--- Start of Records for the task ---

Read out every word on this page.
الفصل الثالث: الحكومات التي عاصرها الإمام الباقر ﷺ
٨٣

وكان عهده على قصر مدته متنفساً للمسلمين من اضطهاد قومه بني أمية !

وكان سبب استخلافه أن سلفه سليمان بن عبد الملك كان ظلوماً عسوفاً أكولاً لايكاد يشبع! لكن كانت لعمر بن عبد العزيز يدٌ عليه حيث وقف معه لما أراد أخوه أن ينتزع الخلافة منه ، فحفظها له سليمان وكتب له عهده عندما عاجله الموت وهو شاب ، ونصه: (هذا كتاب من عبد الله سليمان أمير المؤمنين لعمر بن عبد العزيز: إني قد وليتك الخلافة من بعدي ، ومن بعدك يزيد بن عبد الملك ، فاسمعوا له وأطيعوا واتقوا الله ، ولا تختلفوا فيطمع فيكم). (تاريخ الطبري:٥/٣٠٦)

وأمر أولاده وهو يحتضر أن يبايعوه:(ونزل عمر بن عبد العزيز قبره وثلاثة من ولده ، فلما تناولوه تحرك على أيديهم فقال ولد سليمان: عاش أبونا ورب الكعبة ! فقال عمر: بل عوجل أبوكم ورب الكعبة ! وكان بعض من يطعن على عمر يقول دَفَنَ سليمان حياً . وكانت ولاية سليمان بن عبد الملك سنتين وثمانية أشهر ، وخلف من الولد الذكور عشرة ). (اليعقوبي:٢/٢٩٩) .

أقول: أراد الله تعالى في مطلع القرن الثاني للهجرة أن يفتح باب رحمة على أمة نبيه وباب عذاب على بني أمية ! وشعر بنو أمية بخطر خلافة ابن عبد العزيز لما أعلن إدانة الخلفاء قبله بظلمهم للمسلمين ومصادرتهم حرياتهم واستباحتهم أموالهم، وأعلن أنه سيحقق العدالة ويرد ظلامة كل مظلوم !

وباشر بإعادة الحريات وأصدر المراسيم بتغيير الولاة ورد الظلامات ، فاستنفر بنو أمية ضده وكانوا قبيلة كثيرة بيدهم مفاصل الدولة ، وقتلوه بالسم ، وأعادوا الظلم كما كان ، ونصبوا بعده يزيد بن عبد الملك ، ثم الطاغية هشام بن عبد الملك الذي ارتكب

--- End of Records for the task ---

▶ _Written problem_
Restate the whole listing exactly, leaving out nothing.

▶ _Correct output_
Read out every word on this page.
الفصل الثالث: الحكومات التي عاصرها الإمام الباقر ﷺ
٨٣

وكان عهده على قصر مدته متنفساً للمسلمين من اضطهاد قومه بني أمية !

وكان سبب استخلافه أن سلفه سليمان بن عبد الملك كان ظلوماً عسوفاً أكولاً لايكاد يشبع! لكن كانت لعمر بن عبد العزيز يدٌ عليه حيث وقف معه لما أراد أخوه أن ينتزع الخلافة منه ، فحفظها له سليمان وكتب له عهده عندما عاجله الموت وهو شاب ، ونصه: (هذا كتاب من عبد الله سليمان أمير المؤمنين لعمر بن عبد العزيز: إني قد وليتك الخلافة من بعدي ، ومن بعدك يزيد بن عبد الملك ، فاسمعوا له وأطيعوا واتقوا الله ، ولا تختلفوا فيطمع فيكم). (تاريخ الطبري:٥/٣٠٦)

وأمر أولاده وهو يحتضر أن يبايعوه:(ونزل عمر بن عبد العزيز قبره وثلاثة من ولده ، فلما تناولوه تحرك على أيديهم فقال ولد سليمان: عاش أبونا ورب الكعبة ! فقال عمر: بل عوجل أبوكم ورب الكعبة ! وكان بعض من يطعن على عمر يقول دَفَنَ سليمان حياً . وكانت ولاية سليمان بن عبد الملك سنتين وثمانية أشهر ، وخلف من الولد الذكور عشرة ). (اليعقوبي:٢/٢٩٩) .

أقول: أراد الله تعالى في مطلع القرن الثاني للهجرة أن يفتح باب رحمة على أمة نبيه وباب عذاب على بني أمية ! وشعر بنو أمية بخطر خلافة ابن عبد العزيز لما أعلن إدانة الخلفاء قبله بظلمهم للمسلمين ومصادرتهم حرياتهم واستباحتهم أموالهم، وأعلن أنه سيحقق العدالة ويرد ظلامة كل مظلوم !

وباشر بإعادة الحريات وأصدر المراسيم بتغيير الولاة ورد الظلامات ، فاستنفر بنو أمية ضده وكانوا قبيلة كثيرة بيدهم مفاصل الدولة ، وقتلوه بالسم ، وأعادوا الظلم كما كان ، ونصبوا بعده يزيد بن عبد الملك ، ثم الطاغية هشام بن عبد الملك الذي ارتكب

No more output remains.